• _Objective_
Every record must be transcribed in its entirety, apart from the images, which are to be omitted.

BEGIN Data shown

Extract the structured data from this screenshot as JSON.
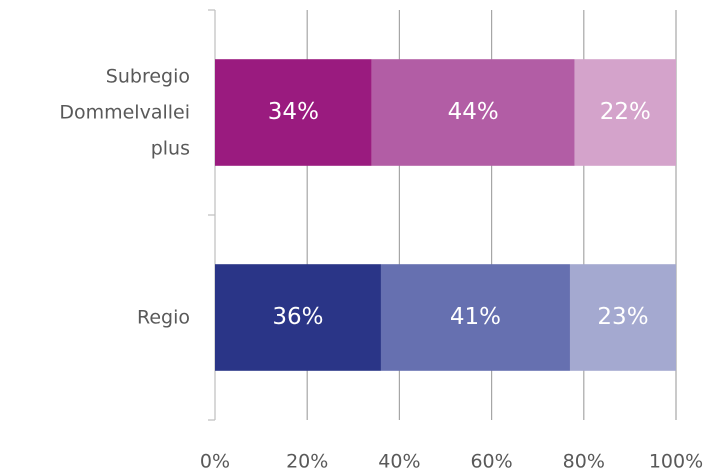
{
  "chart_data": {
    "type": "stacked-bar-horizontal",
    "categories": [
      "Subregio Dommelvallei plus",
      "Regio"
    ],
    "series": [
      {
        "colors": [
          "#9a1b7f",
          "#2a3587"
        ],
        "values": [
          34,
          36
        ],
        "value_labels": [
          "34%",
          "36%"
        ]
      },
      {
        "colors": [
          "#b25da5",
          "#6670b0"
        ],
        "values": [
          44,
          41
        ],
        "value_labels": [
          "44%",
          "41%"
        ]
      },
      {
        "colors": [
          "#d4a3cb",
          "#a4a9d0"
        ],
        "values": [
          22,
          23
        ],
        "value_labels": [
          "22%",
          "23%"
        ]
      }
    ],
    "xlim": [
      0,
      100
    ],
    "xticks": [
      {
        "value": 0,
        "label": "0%"
      },
      {
        "value": 20,
        "label": "20%"
      },
      {
        "value": 40,
        "label": "40%"
      },
      {
        "value": 60,
        "label": "60%"
      },
      {
        "value": 80,
        "label": "80%"
      },
      {
        "value": 100,
        "label": "100%"
      }
    ],
    "grid": true
  }
}
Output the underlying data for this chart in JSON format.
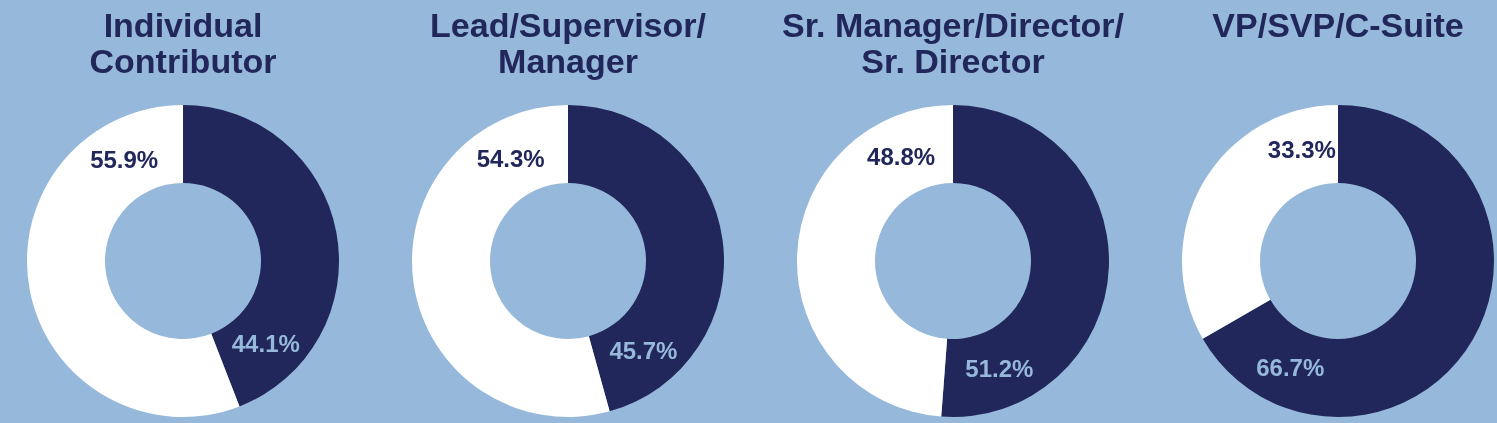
{
  "chart_data": [
    {
      "type": "donut",
      "title": "Individual Contributor",
      "categories": [
        null,
        null
      ],
      "values": [
        44.1,
        55.9
      ],
      "colors": [
        "#21275a",
        "#ffffff"
      ],
      "value_labels": [
        "44.1%",
        "55.9%"
      ]
    },
    {
      "type": "donut",
      "title": "Lead/Supervisor/Manager",
      "categories": [
        null,
        null
      ],
      "values": [
        45.7,
        54.3
      ],
      "colors": [
        "#21275a",
        "#ffffff"
      ],
      "value_labels": [
        "45.7%",
        "54.3%"
      ]
    },
    {
      "type": "donut",
      "title": "Sr. Manager/Director/Sr. Director",
      "categories": [
        null,
        null
      ],
      "values": [
        51.2,
        48.8
      ],
      "colors": [
        "#21275a",
        "#ffffff"
      ],
      "value_labels": [
        "51.2%",
        "48.8%"
      ]
    },
    {
      "type": "donut",
      "title": "VP/SVP/C-Suite",
      "categories": [
        null,
        null
      ],
      "values": [
        66.7,
        33.3
      ],
      "colors": [
        "#21275a",
        "#ffffff"
      ],
      "value_labels": [
        "66.7%",
        "33.3%"
      ]
    }
  ]
}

END Data shown

• _Written solution_
Extract the structured data from this screenshot as JSON.
{
  "chart_data": {
    "type": "stacked-bar-horizontal",
    "categories": [
      "Subregio Dommelvallei plus",
      "Regio"
    ],
    "series": [
      {
        "colors": [
          "#9a1b7f",
          "#2a3587"
        ],
        "values": [
          34,
          36
        ],
        "value_labels": [
          "34%",
          "36%"
        ]
      },
      {
        "colors": [
          "#b25da5",
          "#6670b0"
        ],
        "values": [
          44,
          41
        ],
        "value_labels": [
          "44%",
          "41%"
        ]
      },
      {
        "colors": [
          "#d4a3cb",
          "#a4a9d0"
        ],
        "values": [
          22,
          23
        ],
        "value_labels": [
          "22%",
          "23%"
        ]
      }
    ],
    "xlim": [
      0,
      100
    ],
    "xticks": [
      {
        "value": 0,
        "label": "0%"
      },
      {
        "value": 20,
        "label": "20%"
      },
      {
        "value": 40,
        "label": "40%"
      },
      {
        "value": 60,
        "label": "60%"
      },
      {
        "value": 80,
        "label": "80%"
      },
      {
        "value": 100,
        "label": "100%"
      }
    ],
    "grid": true
  }
}
Output the underlying data for this chart in JSON format.
{
  "chart_data": [
    {
      "type": "donut",
      "title": "Individual Contributor",
      "categories": [
        null,
        null
      ],
      "values": [
        44.1,
        55.9
      ],
      "colors": [
        "#21275a",
        "#ffffff"
      ],
      "value_labels": [
        "44.1%",
        "55.9%"
      ]
    },
    {
      "type": "donut",
      "title": "Lead/Supervisor/Manager",
      "categories": [
        null,
        null
      ],
      "values": [
        45.7,
        54.3
      ],
      "colors": [
        "#21275a",
        "#ffffff"
      ],
      "value_labels": [
        "45.7%",
        "54.3%"
      ]
    },
    {
      "type": "donut",
      "title": "Sr. Manager/Director/Sr. Director",
      "categories": [
        null,
        null
      ],
      "values": [
        51.2,
        48.8
      ],
      "colors": [
        "#21275a",
        "#ffffff"
      ],
      "value_labels": [
        "51.2%",
        "48.8%"
      ]
    },
    {
      "type": "donut",
      "title": "VP/SVP/C-Suite",
      "categories": [
        null,
        null
      ],
      "values": [
        66.7,
        33.3
      ],
      "colors": [
        "#21275a",
        "#ffffff"
      ],
      "value_labels": [
        "66.7%",
        "33.3%"
      ]
    }
  ]
}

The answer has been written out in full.